→ **Task goal**
From the records below, pull each line that has "meta".
## Start Record list
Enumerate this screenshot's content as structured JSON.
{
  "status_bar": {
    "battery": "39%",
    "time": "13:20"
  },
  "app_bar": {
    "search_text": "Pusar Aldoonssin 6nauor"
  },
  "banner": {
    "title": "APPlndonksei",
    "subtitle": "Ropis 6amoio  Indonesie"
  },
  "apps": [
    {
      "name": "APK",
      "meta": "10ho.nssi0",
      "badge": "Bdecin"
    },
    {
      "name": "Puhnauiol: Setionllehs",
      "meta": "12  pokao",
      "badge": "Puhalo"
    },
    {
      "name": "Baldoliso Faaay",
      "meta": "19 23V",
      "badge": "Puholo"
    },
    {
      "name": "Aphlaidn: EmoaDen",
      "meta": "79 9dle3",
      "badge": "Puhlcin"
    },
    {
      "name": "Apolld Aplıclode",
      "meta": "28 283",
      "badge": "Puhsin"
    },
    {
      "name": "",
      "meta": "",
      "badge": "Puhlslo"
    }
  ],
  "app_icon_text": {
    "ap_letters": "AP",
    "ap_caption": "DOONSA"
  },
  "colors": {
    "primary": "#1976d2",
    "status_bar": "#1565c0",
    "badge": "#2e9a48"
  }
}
## End Record list
→ **Solved exercise**
      "meta": "10ho.nssi0",
      "meta": "12  pokao",
      "meta": "19 23V",
      "meta": "79 9dle3",
      "meta": "28 283",
      "meta": "",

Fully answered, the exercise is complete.